Input data>
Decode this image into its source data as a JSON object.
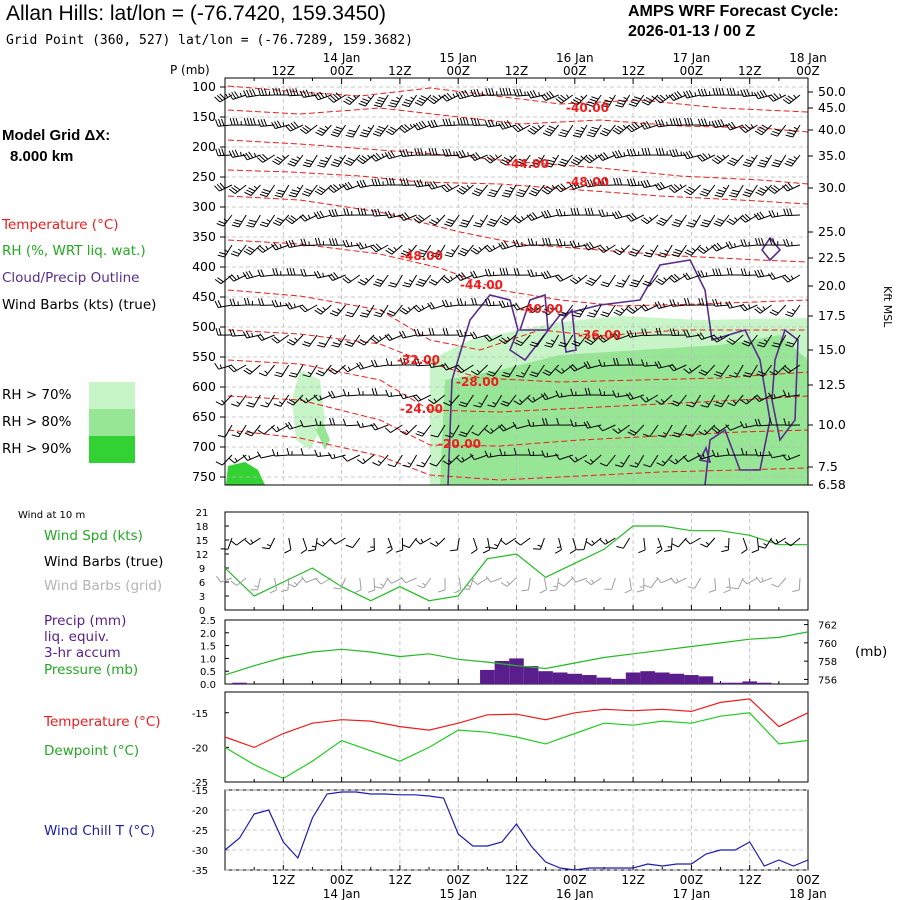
{
  "header": {
    "title": "Allan Hills:  lat/lon = (-76.7420, 159.3450)",
    "grid_point": "Grid Point (360, 527) lat/lon = (-76.7289, 159.3682)",
    "cycle_line1": "AMPS WRF Forecast Cycle:",
    "cycle_line2": "2026-01-13 / 00  Z",
    "model_grid_line1": "Model Grid ΔX:",
    "model_grid_line2": "8.000 km"
  },
  "legend": {
    "temperature": "Temperature (°C)",
    "rh": "RH (%, WRT liq. wat.)",
    "cloud": "Cloud/Precip Outline",
    "wind": "Wind Barbs (kts) (true)",
    "rh70": "RH > 70%",
    "rh80": "RH > 80%",
    "rh90": "RH > 90%"
  },
  "colors": {
    "temperature": "#ee1c1c",
    "rh70": "#c8f5c8",
    "rh80": "#96e696",
    "rh90": "#32d232",
    "cloud": "#5a2d8c",
    "wind_grid": "#a0a0a0",
    "pressure": "#22bb22",
    "precip": "#5a1e8c",
    "dewpoint": "#22cc22",
    "windchill": "#1c1cb0"
  },
  "time_axis": {
    "top_hours": [
      "12Z",
      "00Z",
      "12Z",
      "00Z",
      "12Z",
      "00Z",
      "12Z",
      "00Z",
      "12Z",
      "00Z"
    ],
    "dates": [
      "14 Jan",
      "15 Jan",
      "16 Jan",
      "17 Jan",
      "18 Jan"
    ],
    "bottom_hours": [
      "12Z",
      "00Z",
      "12Z",
      "00Z",
      "12Z",
      "00Z",
      "12Z",
      "00Z",
      "12Z",
      "00Z"
    ]
  },
  "chart_data": [
    {
      "type": "contour",
      "name": "time-height cross section",
      "ylabel": "P (mb)",
      "right_axis_label": "Kft MSL",
      "pressure_levels": [
        "100",
        "150",
        "200",
        "250",
        "300",
        "350",
        "400",
        "450",
        "500",
        "550",
        "600",
        "650",
        "700",
        "750"
      ],
      "height_labels_kft": [
        "50.0",
        "45.0",
        "40.0",
        "35.0",
        "30.0",
        "25.0",
        "22.5",
        "20.0",
        "17.5",
        "15.0",
        "12.5",
        "10.0",
        "7.5",
        "6.58"
      ],
      "temperature_contour_labels": [
        "-40.00",
        "-44.00",
        "-48.00",
        "-48.00",
        "-44.00",
        "-40.00",
        "-36.00",
        "-32.00",
        "-28.00",
        "-24.00",
        "-20.00"
      ]
    },
    {
      "type": "line",
      "name": "10 m wind speed",
      "title": "Wind at 10 m",
      "series_labels": [
        "Wind Spd (kts)",
        "Wind Barbs (true)",
        "Wind Barbs (grid)"
      ],
      "yticks": [
        "21",
        "18",
        "15",
        "12",
        "9",
        "6",
        "3",
        "0"
      ],
      "ylim": [
        0,
        21
      ],
      "x_hours": [
        0,
        6,
        12,
        18,
        24,
        30,
        36,
        42,
        48,
        54,
        60,
        66,
        72,
        78,
        84,
        90,
        96,
        102,
        108,
        114,
        120
      ],
      "values": [
        9,
        3,
        6,
        9,
        5,
        2,
        5,
        2,
        3,
        11,
        12,
        7,
        10,
        13,
        18,
        18,
        17,
        17,
        16,
        14,
        14
      ]
    },
    {
      "type": "bar",
      "name": "precipitation and pressure",
      "series_labels": [
        "Precip (mm)",
        "liq. equiv.",
        "3-hr accum",
        "Pressure (mb)"
      ],
      "left_yticks": [
        "2.5",
        "2.0",
        "1.5",
        "1.0",
        "0.5",
        "0.0"
      ],
      "right_yticks": [
        "762",
        "760",
        "758",
        "756"
      ],
      "right_ylabel": "(mb)",
      "ylim_precip": [
        0,
        2.5
      ],
      "ylim_pressure": [
        755.5,
        762.5
      ],
      "precip_hours": [
        3,
        54,
        57,
        60,
        63,
        66,
        69,
        72,
        75,
        78,
        81,
        84,
        87,
        90,
        93,
        96,
        99,
        102,
        105,
        108,
        111
      ],
      "precip_values": [
        0.05,
        0.55,
        0.9,
        1.0,
        0.7,
        0.5,
        0.45,
        0.4,
        0.35,
        0.25,
        0.2,
        0.45,
        0.5,
        0.45,
        0.4,
        0.35,
        0.3,
        0.05,
        0.05,
        0.1,
        0.05
      ],
      "pressure_hours": [
        0,
        6,
        12,
        18,
        24,
        30,
        36,
        42,
        48,
        54,
        60,
        66,
        72,
        78,
        84,
        90,
        96,
        102,
        108,
        114,
        120
      ],
      "pressure_values": [
        756.5,
        757.5,
        758.4,
        759.0,
        759.3,
        759.0,
        758.5,
        758.8,
        758.2,
        757.9,
        757.5,
        757.2,
        757.8,
        758.4,
        758.8,
        759.2,
        759.6,
        760.0,
        760.4,
        760.6,
        761.2
      ]
    },
    {
      "type": "line",
      "name": "temperature and dewpoint",
      "series_labels": [
        "Temperature (°C)",
        "Dewpoint (°C)"
      ],
      "yticks": [
        "-15",
        "-20",
        "-25"
      ],
      "ylim": [
        -25,
        -12
      ],
      "x_hours": [
        0,
        6,
        12,
        18,
        24,
        30,
        36,
        42,
        48,
        54,
        60,
        66,
        72,
        78,
        84,
        90,
        96,
        102,
        108,
        114,
        120
      ],
      "series": [
        {
          "name": "Temperature",
          "values": [
            -18.5,
            -20.0,
            -18.0,
            -16.5,
            -16.0,
            -16.2,
            -17.0,
            -17.5,
            -16.5,
            -15.3,
            -15.2,
            -16.0,
            -15.0,
            -14.5,
            -14.7,
            -14.5,
            -14.8,
            -13.5,
            -13.0,
            -17.0,
            -15.0
          ]
        },
        {
          "name": "Dewpoint",
          "values": [
            -20.0,
            -22.5,
            -24.5,
            -22.0,
            -19.0,
            -20.5,
            -22.0,
            -20.0,
            -17.5,
            -17.8,
            -18.5,
            -19.5,
            -18.0,
            -16.5,
            -16.8,
            -16.2,
            -16.5,
            -15.5,
            -15.0,
            -19.5,
            -19.0
          ]
        }
      ]
    },
    {
      "type": "line",
      "name": "wind chill temperature",
      "series_labels": [
        "Wind Chill T (°C)"
      ],
      "yticks": [
        "-15",
        "-20",
        "-25",
        "-30",
        "-35"
      ],
      "ylim": [
        -35,
        -15
      ],
      "x_hours": [
        0,
        3,
        6,
        9,
        12,
        15,
        18,
        21,
        24,
        27,
        30,
        33,
        36,
        39,
        42,
        45,
        48,
        51,
        54,
        57,
        60,
        63,
        66,
        69,
        72,
        75,
        78,
        81,
        84,
        87,
        90,
        93,
        96,
        99,
        102,
        105,
        108,
        111,
        114,
        117,
        120
      ],
      "values": [
        -30,
        -27,
        -21,
        -20,
        -28,
        -32,
        -22,
        -16,
        -15.5,
        -15.5,
        -16,
        -16,
        -16.2,
        -16.2,
        -16.5,
        -17,
        -26,
        -29,
        -29,
        -28,
        -23.5,
        -29,
        -33,
        -34.5,
        -35,
        -34.5,
        -34.5,
        -34.5,
        -34.5,
        -33.5,
        -34,
        -33.5,
        -33.5,
        -31,
        -30,
        -30,
        -28,
        -34,
        -32.5,
        -34,
        -32.5
      ]
    }
  ]
}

Exercise details> Omit the pictures. Transcribe every record exactly.

Solution for this task>
Decode this image into its source data as a JSON object.
{
  "header": {
    "title": "Allan Hills:  lat/lon = (-76.7420, 159.3450)",
    "grid_point": "Grid Point (360, 527) lat/lon = (-76.7289, 159.3682)",
    "cycle_line1": "AMPS WRF Forecast Cycle:",
    "cycle_line2": "2026-01-13 / 00  Z",
    "model_grid_line1": "Model Grid ΔX:",
    "model_grid_line2": "8.000 km"
  },
  "legend": {
    "temperature": "Temperature (°C)",
    "rh": "RH (%, WRT liq. wat.)",
    "cloud": "Cloud/Precip Outline",
    "wind": "Wind Barbs (kts) (true)",
    "rh70": "RH > 70%",
    "rh80": "RH > 80%",
    "rh90": "RH > 90%"
  },
  "colors": {
    "temperature": "#ee1c1c",
    "rh70": "#c8f5c8",
    "rh80": "#96e696",
    "rh90": "#32d232",
    "cloud": "#5a2d8c",
    "wind_grid": "#a0a0a0",
    "pressure": "#22bb22",
    "precip": "#5a1e8c",
    "dewpoint": "#22cc22",
    "windchill": "#1c1cb0"
  },
  "time_axis": {
    "top_hours": [
      "12Z",
      "00Z",
      "12Z",
      "00Z",
      "12Z",
      "00Z",
      "12Z",
      "00Z",
      "12Z",
      "00Z"
    ],
    "dates": [
      "14 Jan",
      "15 Jan",
      "16 Jan",
      "17 Jan",
      "18 Jan"
    ],
    "bottom_hours": [
      "12Z",
      "00Z",
      "12Z",
      "00Z",
      "12Z",
      "00Z",
      "12Z",
      "00Z",
      "12Z",
      "00Z"
    ]
  },
  "chart_data": [
    {
      "type": "contour",
      "name": "time-height cross section",
      "ylabel": "P (mb)",
      "right_axis_label": "Kft MSL",
      "pressure_levels": [
        "100",
        "150",
        "200",
        "250",
        "300",
        "350",
        "400",
        "450",
        "500",
        "550",
        "600",
        "650",
        "700",
        "750"
      ],
      "height_labels_kft": [
        "50.0",
        "45.0",
        "40.0",
        "35.0",
        "30.0",
        "25.0",
        "22.5",
        "20.0",
        "17.5",
        "15.0",
        "12.5",
        "10.0",
        "7.5",
        "6.58"
      ],
      "temperature_contour_labels": [
        "-40.00",
        "-44.00",
        "-48.00",
        "-48.00",
        "-44.00",
        "-40.00",
        "-36.00",
        "-32.00",
        "-28.00",
        "-24.00",
        "-20.00"
      ]
    },
    {
      "type": "line",
      "name": "10 m wind speed",
      "title": "Wind at 10 m",
      "series_labels": [
        "Wind Spd (kts)",
        "Wind Barbs (true)",
        "Wind Barbs (grid)"
      ],
      "yticks": [
        "21",
        "18",
        "15",
        "12",
        "9",
        "6",
        "3",
        "0"
      ],
      "ylim": [
        0,
        21
      ],
      "x_hours": [
        0,
        6,
        12,
        18,
        24,
        30,
        36,
        42,
        48,
        54,
        60,
        66,
        72,
        78,
        84,
        90,
        96,
        102,
        108,
        114,
        120
      ],
      "values": [
        9,
        3,
        6,
        9,
        5,
        2,
        5,
        2,
        3,
        11,
        12,
        7,
        10,
        13,
        18,
        18,
        17,
        17,
        16,
        14,
        14
      ]
    },
    {
      "type": "bar",
      "name": "precipitation and pressure",
      "series_labels": [
        "Precip (mm)",
        "liq. equiv.",
        "3-hr accum",
        "Pressure (mb)"
      ],
      "left_yticks": [
        "2.5",
        "2.0",
        "1.5",
        "1.0",
        "0.5",
        "0.0"
      ],
      "right_yticks": [
        "762",
        "760",
        "758",
        "756"
      ],
      "right_ylabel": "(mb)",
      "ylim_precip": [
        0,
        2.5
      ],
      "ylim_pressure": [
        755.5,
        762.5
      ],
      "precip_hours": [
        3,
        54,
        57,
        60,
        63,
        66,
        69,
        72,
        75,
        78,
        81,
        84,
        87,
        90,
        93,
        96,
        99,
        102,
        105,
        108,
        111
      ],
      "precip_values": [
        0.05,
        0.55,
        0.9,
        1.0,
        0.7,
        0.5,
        0.45,
        0.4,
        0.35,
        0.25,
        0.2,
        0.45,
        0.5,
        0.45,
        0.4,
        0.35,
        0.3,
        0.05,
        0.05,
        0.1,
        0.05
      ],
      "pressure_hours": [
        0,
        6,
        12,
        18,
        24,
        30,
        36,
        42,
        48,
        54,
        60,
        66,
        72,
        78,
        84,
        90,
        96,
        102,
        108,
        114,
        120
      ],
      "pressure_values": [
        756.5,
        757.5,
        758.4,
        759.0,
        759.3,
        759.0,
        758.5,
        758.8,
        758.2,
        757.9,
        757.5,
        757.2,
        757.8,
        758.4,
        758.8,
        759.2,
        759.6,
        760.0,
        760.4,
        760.6,
        761.2
      ]
    },
    {
      "type": "line",
      "name": "temperature and dewpoint",
      "series_labels": [
        "Temperature (°C)",
        "Dewpoint (°C)"
      ],
      "yticks": [
        "-15",
        "-20",
        "-25"
      ],
      "ylim": [
        -25,
        -12
      ],
      "x_hours": [
        0,
        6,
        12,
        18,
        24,
        30,
        36,
        42,
        48,
        54,
        60,
        66,
        72,
        78,
        84,
        90,
        96,
        102,
        108,
        114,
        120
      ],
      "series": [
        {
          "name": "Temperature",
          "values": [
            -18.5,
            -20.0,
            -18.0,
            -16.5,
            -16.0,
            -16.2,
            -17.0,
            -17.5,
            -16.5,
            -15.3,
            -15.2,
            -16.0,
            -15.0,
            -14.5,
            -14.7,
            -14.5,
            -14.8,
            -13.5,
            -13.0,
            -17.0,
            -15.0
          ]
        },
        {
          "name": "Dewpoint",
          "values": [
            -20.0,
            -22.5,
            -24.5,
            -22.0,
            -19.0,
            -20.5,
            -22.0,
            -20.0,
            -17.5,
            -17.8,
            -18.5,
            -19.5,
            -18.0,
            -16.5,
            -16.8,
            -16.2,
            -16.5,
            -15.5,
            -15.0,
            -19.5,
            -19.0
          ]
        }
      ]
    },
    {
      "type": "line",
      "name": "wind chill temperature",
      "series_labels": [
        "Wind Chill T (°C)"
      ],
      "yticks": [
        "-15",
        "-20",
        "-25",
        "-30",
        "-35"
      ],
      "ylim": [
        -35,
        -15
      ],
      "x_hours": [
        0,
        3,
        6,
        9,
        12,
        15,
        18,
        21,
        24,
        27,
        30,
        33,
        36,
        39,
        42,
        45,
        48,
        51,
        54,
        57,
        60,
        63,
        66,
        69,
        72,
        75,
        78,
        81,
        84,
        87,
        90,
        93,
        96,
        99,
        102,
        105,
        108,
        111,
        114,
        117,
        120
      ],
      "values": [
        -30,
        -27,
        -21,
        -20,
        -28,
        -32,
        -22,
        -16,
        -15.5,
        -15.5,
        -16,
        -16,
        -16.2,
        -16.2,
        -16.5,
        -17,
        -26,
        -29,
        -29,
        -28,
        -23.5,
        -29,
        -33,
        -34.5,
        -35,
        -34.5,
        -34.5,
        -34.5,
        -34.5,
        -33.5,
        -34,
        -33.5,
        -33.5,
        -31,
        -30,
        -30,
        -28,
        -34,
        -32.5,
        -34,
        -32.5
      ]
    }
  ]
}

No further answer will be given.